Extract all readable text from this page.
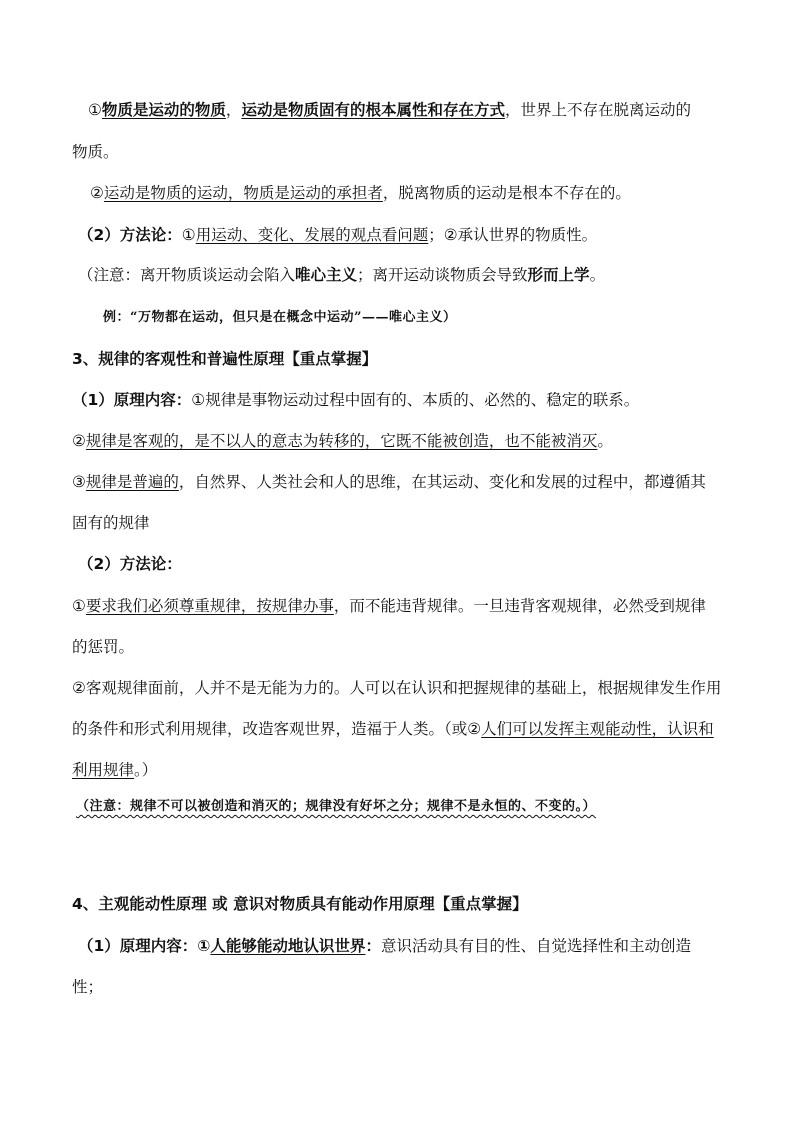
①物质是运动的物质，运动是物质固有的根本属性和存在方式，世界上不存在脱离运动的
物质。
②运动是物质的运动，物质是运动的承担者，脱离物质的运动是根本不存在的。
（2）方法论：①用运动、变化、发展的观点看问题；②承认世界的物质性。
（注意：离开物质谈运动会陷入唯心主义；离开运动谈物质会导致形而上学。
例：“万物都在运动，但只是在概念中运动”——唯心主义）
3、规律的客观性和普遍性原理【重点掌握】
（1）原理内容：①规律是事物运动过程中固有的、本质的、必然的、稳定的联系。
②规律是客观的，是不以人的意志为转移的，它既不能被创造，也不能被消灭。
③规律是普遍的，自然界、人类社会和人的思维，在其运动、变化和发展的过程中，都遵循其
固有的规律
（2）方法论：
①要求我们必须尊重规律，按规律办事，而不能违背规律。一旦违背客观规律，必然受到规律
的惩罚。
②客观规律面前，人并不是无能为力的。人可以在认识和把握规律的基础上，根据规律发生作用
的条件和形式利用规律，改造客观世界，造福于人类。（或②人们可以发挥主观能动性，认识和
利用规律。）
（注意：规律不可以被创造和消灭的；规律没有好坏之分；规律不是永恒的、不变的。）
4、主观能动性原理 或 意识对物质具有能动作用原理【重点掌握】
（1）原理内容：①人能够能动地认识世界：意识活动具有目的性、自觉选择性和主动创造
性；
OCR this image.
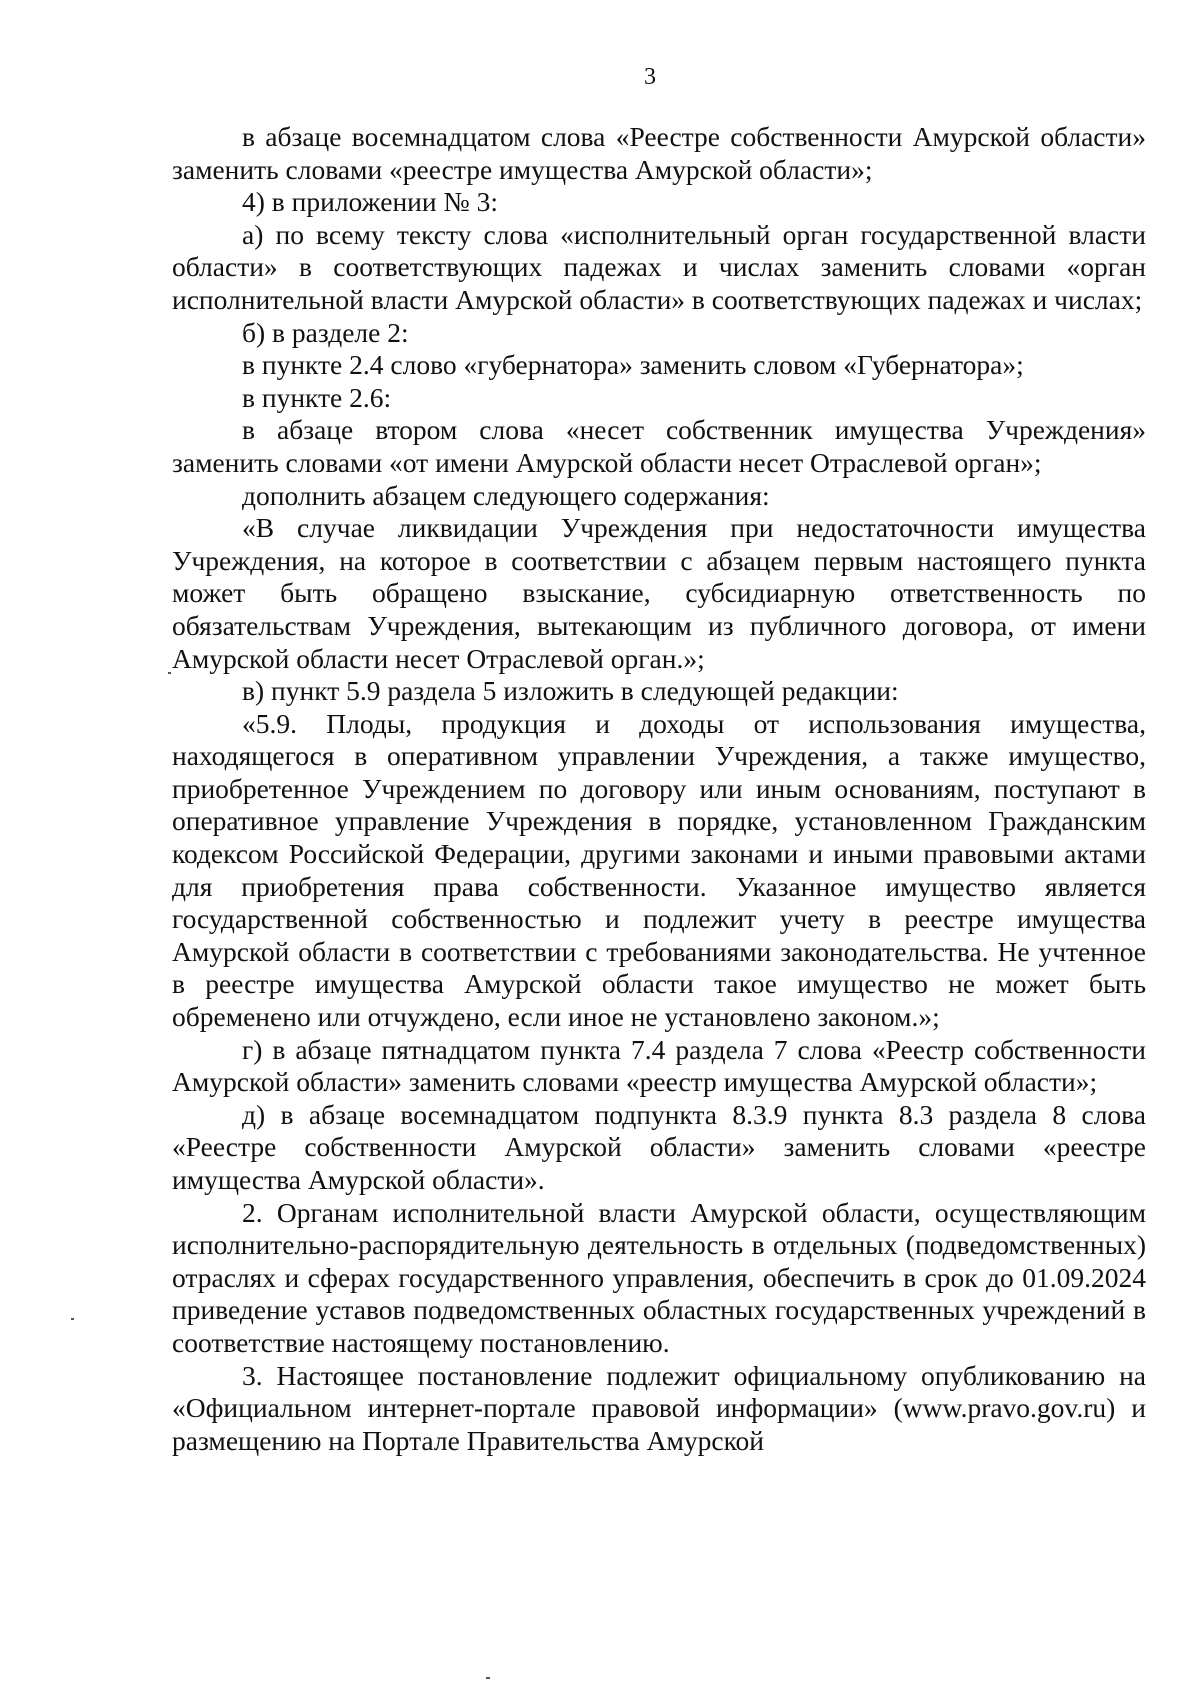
3

в абзаце восемнадцатом слова «Реестре собственности Амурской области» заменить словами «реестре имущества Амурской области»;

4) в приложении № 3:

а) по всему тексту слова «исполнительный орган государственной власти области» в соответствующих падежах и числах заменить словами «орган исполнительной власти Амурской области» в соответствующих падежах и числах;

б) в разделе 2:

в пункте 2.4 слово «губернатора» заменить словом «Губернатора»;

в пункте 2.6:

в абзаце втором слова «несет собственник имущества Учреждения» заменить словами «от имени Амурской области несет Отраслевой орган»;

дополнить абзацем следующего содержания:

«В случае ликвидации Учреждения при недостаточности имущества Учреждения, на которое в соответствии с абзацем первым настоящего пункта может быть обращено взыскание, субсидиарную ответственность по обязательствам Учреждения, вытекающим из публичного договора, от имени Амурской области несет Отраслевой орган.»;

в) пункт 5.9 раздела 5 изложить в следующей редакции:

«5.9. Плоды, продукция и доходы от использования имущества, находящегося в оперативном управлении Учреждения, а также имущество, приобретенное Учреждением по договору или иным основаниям, поступают в оперативное управление Учреждения в порядке, установленном Гражданским кодексом Российской Федерации, другими законами и иными правовыми актами для приобретения права собственности. Указанное имущество является государственной собственностью и подлежит учету в реестре имущества Амурской области в соответствии с требованиями законодательства. Не учтенное в реестре имущества Амурской области такое имущество не может быть обременено или отчуждено, если иное не установлено законом.»;

г) в абзаце пятнадцатом пункта 7.4 раздела 7 слова «Реестр собственности Амурской области» заменить словами «реестр имущества Амурской области»;

д) в абзаце восемнадцатом подпункта 8.3.9 пункта 8.3 раздела 8 слова «Реестре собственности Амурской области» заменить словами «реестре имущества Амурской области».

2. Органам исполнительной власти Амурской области, осуществляющим исполнительно-распорядительную деятельность в отдельных (подведомственных) отраслях и сферах государственного управления, обеспечить в срок до 01.09.2024 приведение уставов подведомственных областных государственных учреждений в соответствие настоящему постановлению.

3. Настоящее постановление подлежит официальному опубликованию на «Официальном интернет-портале правовой информации» (www.pravo.gov.ru) и размещению на Портале Правительства Амурской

(PROBLEM TO SOLVE): Filter the entries above down to the lines containing the word "Учреждения".

(ANSWER FOR THIS EXERCISE):
в абзаце втором слова «несет собственник имущества Учреждения» заменить словами «от имени Амурской области несет Отраслевой орган»;
«В случае ликвидации Учреждения при недостаточности имущества Учреждения, на которое в соответствии с абзацем первым настоящего пункта может быть обращено взыскание, субсидиарную ответственность по обязательствам Учреждения, вытекающим из публичного договора, от имени Амурской области несет Отраслевой орган.»;
«5.9. Плоды, продукция и доходы от использования имущества, находящегося в оперативном управлении Учреждения, а также имущество, приобретенное Учреждением по договору или иным основаниям, поступают в оперативное управление Учреждения в порядке, установленном Гражданским кодексом Российской Федерации, другими законами и иными правовыми актами для приобретения права собственности. Указанное имущество является государственной собственностью и подлежит учету в реестре имущества Амурской области в соответствии с требованиями законодательства. Не учтенное в реестре имущества Амурской области такое имущество не может быть обременено или отчуждено, если иное не установлено законом.»;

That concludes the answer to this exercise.